Find each line with the word "address" in it, then give the total alone.

(Data extracted from a collection)
╭──
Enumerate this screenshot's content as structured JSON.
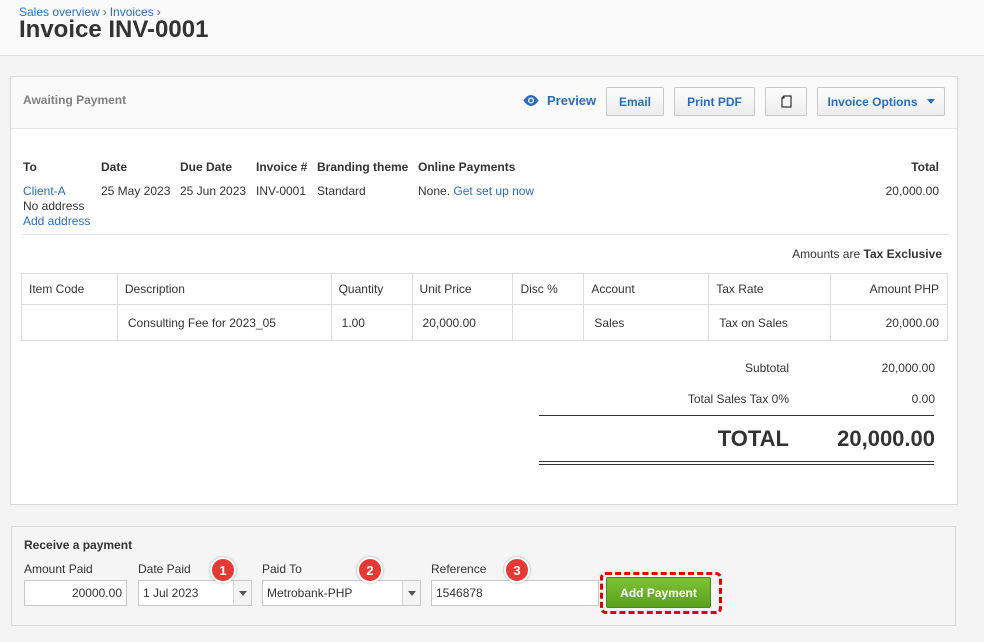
{
  "breadcrumb": {
    "sales_overview": "Sales overview",
    "invoices": "Invoices",
    "sep": "›"
  },
  "page_title": "Invoice INV-0001",
  "status": "Awaiting Payment",
  "toolbar": {
    "preview": "Preview",
    "email": "Email",
    "print_pdf": "Print PDF",
    "invoice_options": "Invoice Options"
  },
  "info": {
    "to_label": "To",
    "to_value": "Client-A",
    "no_address": "No address",
    "add_address": "Add address",
    "date_label": "Date",
    "date_value": "25 May 2023",
    "due_label": "Due Date",
    "due_value": "25 Jun 2023",
    "invoice_no_label": "Invoice #",
    "invoice_no_value": "INV-0001",
    "branding_label": "Branding theme",
    "branding_value": "Standard",
    "online_label": "Online Payments",
    "online_value": "None.",
    "online_link": "Get set up now",
    "total_label": "Total",
    "total_value": "20,000.00"
  },
  "amounts_are": {
    "prefix": "Amounts are",
    "value": "Tax Exclusive"
  },
  "table": {
    "headers": [
      "Item Code",
      "Description",
      "Quantity",
      "Unit Price",
      "Disc %",
      "Account",
      "Tax Rate",
      "Amount PHP"
    ],
    "rows": [
      {
        "item_code": "",
        "description": "Consulting Fee for 2023_05",
        "quantity": "1.00",
        "unit_price": "20,000.00",
        "disc": "",
        "account": "Sales",
        "tax_rate": "Tax on Sales",
        "amount": "20,000.00"
      }
    ]
  },
  "totals": {
    "subtotal_label": "Subtotal",
    "subtotal_value": "20,000.00",
    "tax_label": "Total Sales Tax 0%",
    "tax_value": "0.00",
    "total_label": "TOTAL",
    "total_value": "20,000.00"
  },
  "payment": {
    "title": "Receive a payment",
    "amount_label": "Amount Paid",
    "amount_value": "20000.00",
    "date_label": "Date Paid",
    "date_value": "1 Jul 2023",
    "paid_to_label": "Paid To",
    "paid_to_value": "Metrobank-PHP",
    "reference_label": "Reference",
    "reference_value": "1546878",
    "add_button": "Add Payment",
    "badges": [
      "1",
      "2",
      "3"
    ]
  },
  "colors": {
    "link": "#2a6ebb",
    "add_button": "#6db22a",
    "badge": "#e53935",
    "highlight": "#e00000"
  }
}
╰──
• _THE ANSWER_: 2